Task directions: Write out the entire listing below exactly as it appears, minus any pictures.

Task input:

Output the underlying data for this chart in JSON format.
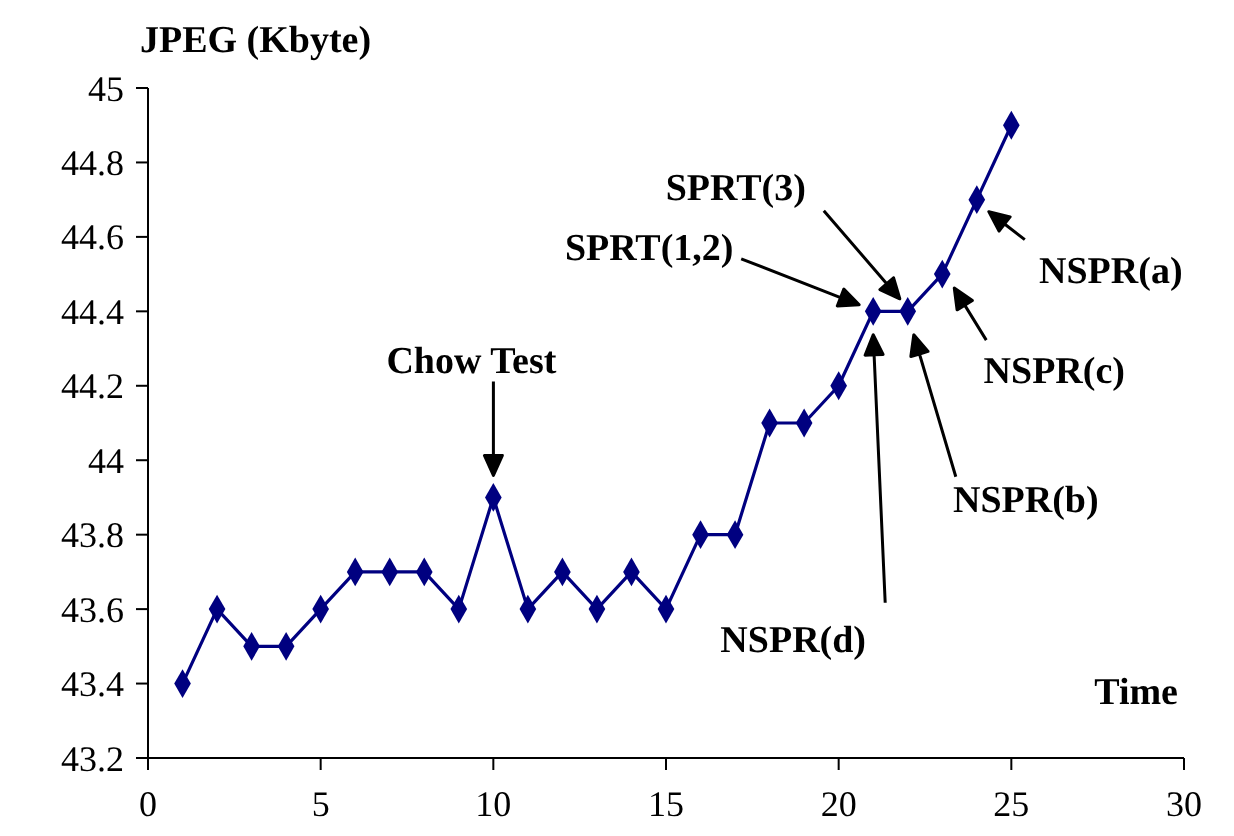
{
  "chart_data": {
    "type": "line",
    "ylabel": "JPEG (Kbyte)",
    "xlabel": "Time",
    "x": [
      1,
      2,
      3,
      4,
      5,
      6,
      7,
      8,
      9,
      10,
      11,
      12,
      13,
      14,
      15,
      16,
      17,
      18,
      19,
      20,
      21,
      22,
      23,
      24,
      25
    ],
    "series": [
      {
        "color": "#000080",
        "values": [
          43.4,
          43.6,
          43.5,
          43.5,
          43.6,
          43.7,
          43.7,
          43.7,
          43.6,
          43.9,
          43.6,
          43.7,
          43.6,
          43.7,
          43.6,
          43.8,
          43.8,
          44.1,
          44.1,
          44.2,
          44.4,
          44.4,
          44.5,
          44.7,
          44.9
        ]
      }
    ],
    "xlim": [
      0,
      30
    ],
    "xticks": [
      0,
      5,
      10,
      15,
      20,
      25,
      30
    ],
    "ylim": [
      43.2,
      45
    ],
    "yticks": [
      43.2,
      43.4,
      43.6,
      43.8,
      44,
      44.2,
      44.4,
      44.6,
      44.8,
      45
    ],
    "marker": "diamond",
    "line_style": "solid",
    "grid": false,
    "annotations": [
      "Chow Test",
      "SPRT(1,2)",
      "SPRT(3)",
      "NSPR(d)",
      "NSPR(b)",
      {
        "text": "NSPR(c)",
        "x": 23,
        "y": 44.5
      },
      {
        "text": "NSPR(a)",
        "x": 24,
        "y": 44.7
      }
    ]
  }
}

Reply:
Output the underlying data for this chart in JSON format.
{
  "chart_data": {
    "type": "line",
    "ylabel": "JPEG (Kbyte)",
    "xlabel": "Time",
    "x": [
      1,
      2,
      3,
      4,
      5,
      6,
      7,
      8,
      9,
      10,
      11,
      12,
      13,
      14,
      15,
      16,
      17,
      18,
      19,
      20,
      21,
      22,
      23,
      24,
      25
    ],
    "series": [
      {
        "color": "#000080",
        "values": [
          43.4,
          43.6,
          43.5,
          43.5,
          43.6,
          43.7,
          43.7,
          43.7,
          43.6,
          43.9,
          43.6,
          43.7,
          43.6,
          43.7,
          43.6,
          43.8,
          43.8,
          44.1,
          44.1,
          44.2,
          44.4,
          44.4,
          44.5,
          44.7,
          44.9
        ]
      }
    ],
    "xlim": [
      0,
      30
    ],
    "xticks": [
      0,
      5,
      10,
      15,
      20,
      25,
      30
    ],
    "ylim": [
      43.2,
      45
    ],
    "yticks": [
      43.2,
      43.4,
      43.6,
      43.8,
      44,
      44.2,
      44.4,
      44.6,
      44.8,
      45
    ],
    "marker": "diamond",
    "line_style": "solid",
    "grid": false,
    "annotations": [
      "Chow Test",
      "SPRT(1,2)",
      "SPRT(3)",
      "NSPR(d)",
      "NSPR(b)",
      {
        "text": "NSPR(c)",
        "x": 23,
        "y": 44.5
      },
      {
        "text": "NSPR(a)",
        "x": 24,
        "y": 44.7
      }
    ]
  }
}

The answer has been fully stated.